On my way to VIP Backpackers in Brisbane this morning I drove through Wooloongabba which was a big mistake – a jam of cars, police, buses and people everywhere. And they were not just ordinary people but oddly dressed people with yellow wigs, huge sombrero hats, yellow shirts or hats, Aussie flags, white zinc and board shorts.
Yep it was the Gabba precinct, Brisbane’s hallowed cricket stadium. So what else could it be but a cricket match? And not just any ordinary cricket match, but the Ashes itself. A lot of my friends went to the opening day yesterday so it has been all the talk in Brisbane of late, on the radio, on the telly, in the streets… cricket fever has hit this country hard! And probably in England too, in fact there quite a few red English shirts in the crowd too, dotted between the yellow and green. And the Barmy Army is here too – England’s patriotic cricket fan base.
If you’re new to Australia or just wondering what all the fuss is about, let me reassure you the Ashes are a big deal – that is for any self respecting Aussie or English person, and anyone else in the cricketing world. So that means also places like New Zealand, India, Pakistan, Sri Lanka and the West Indies.

→ **RECORD LIST**
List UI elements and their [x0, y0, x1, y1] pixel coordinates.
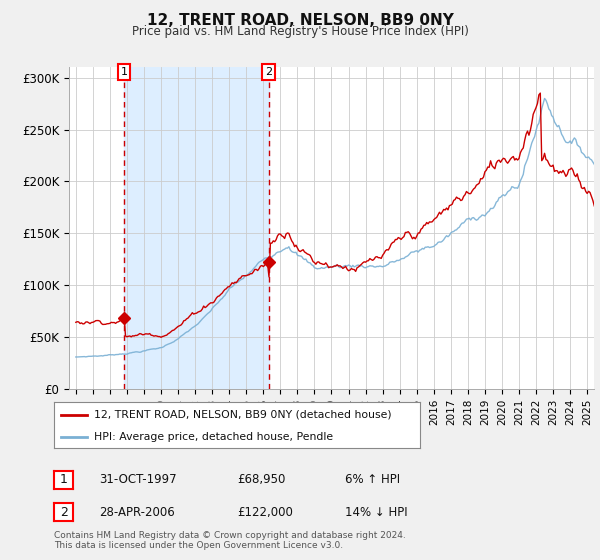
Text: 6% ↑ HPI: 6% ↑ HPI: [345, 473, 400, 487]
Text: £122,000: £122,000: [237, 506, 293, 519]
Bar: [124, 67, 269, 389]
Text: 1: 1: [59, 473, 68, 487]
Text: 14% ↓ HPI: 14% ↓ HPI: [345, 506, 407, 519]
Text: 2: 2: [59, 506, 68, 519]
Text: 12, TRENT ROAD, NELSON, BB9 0NY: 12, TRENT ROAD, NELSON, BB9 0NY: [146, 13, 454, 28]
Text: £68,950: £68,950: [237, 473, 286, 487]
Text: 31-OCT-1997: 31-OCT-1997: [99, 473, 176, 487]
Text: 12, TRENT ROAD, NELSON, BB9 0NY (detached house): 12, TRENT ROAD, NELSON, BB9 0NY (detache…: [94, 410, 392, 420]
Text: 1: 1: [121, 67, 128, 77]
Text: Price paid vs. HM Land Registry's House Price Index (HPI): Price paid vs. HM Land Registry's House …: [131, 25, 469, 38]
Text: 28-APR-2006: 28-APR-2006: [99, 506, 175, 519]
Text: 2: 2: [265, 67, 272, 77]
Text: Contains HM Land Registry data © Crown copyright and database right 2024.
This d: Contains HM Land Registry data © Crown c…: [54, 530, 406, 550]
Text: HPI: Average price, detached house, Pendle: HPI: Average price, detached house, Pend…: [94, 432, 334, 441]
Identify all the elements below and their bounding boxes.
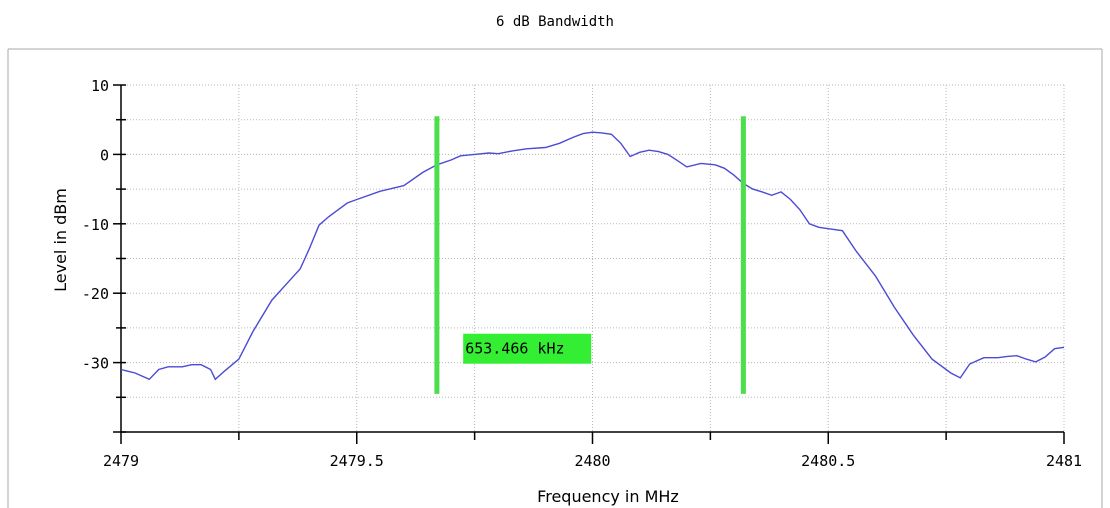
y-tick-label: 10 (91, 77, 109, 95)
y-tick-label: -20 (82, 285, 109, 303)
y-axis-title: Level in dBm (51, 188, 70, 292)
bandwidth-annotation: 653.466 kHz (463, 333, 592, 364)
x-tick-label: 2479 (103, 452, 139, 470)
bandwidth-label: 653.466 kHz (465, 340, 564, 358)
spectrum-trace (120, 131, 1065, 381)
plot-frame (7, 48, 1103, 508)
grid (121, 84, 1065, 432)
x-tick-label: 2479.5 (330, 452, 384, 470)
y-tick-label: -30 (82, 355, 109, 373)
y-tick-label: -10 (82, 216, 109, 234)
y-tick-label: 0 (100, 146, 109, 164)
bandwidth-label-background (463, 333, 592, 364)
y-ticks: 10 0 -10 -20 -30 (82, 77, 126, 433)
x-tick-label: 2481 (1046, 452, 1082, 470)
x-axis-title: Frequency in MHz (537, 487, 679, 506)
x-tick-label: 2480.5 (801, 452, 855, 470)
x-tick-label: 2480 (574, 452, 610, 470)
chart-title: 6 dB Bandwidth (496, 14, 614, 30)
x-ticks: 2479 2479.5 2480 2480.5 2481 (103, 432, 1082, 470)
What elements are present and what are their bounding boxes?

→ **WHAT YOU NEED TO DO**
Copy everything from "Yep it was the" down to "cricket fan base." in the Ashes passage, swapping "telly" for "television". Work only from the Ashes passage.

→ **RESPONSE BELOW**
Yep it was the Gabba precinct, Brisbane’s hallowed cricket stadium. So what else could it be but a cricket match? And not just any ordinary cricket match, but the Ashes itself. A lot of my friends went to the opening day yesterday so it has been all the talk in Brisbane of late, on the radio, on the television, in the streets… cricket fever has hit this country hard! And probably in England too, in fact there quite a few red English shirts in the crowd too, dotted between the yellow and green. And the Barmy Army is here too – England’s patriotic cricket fan base.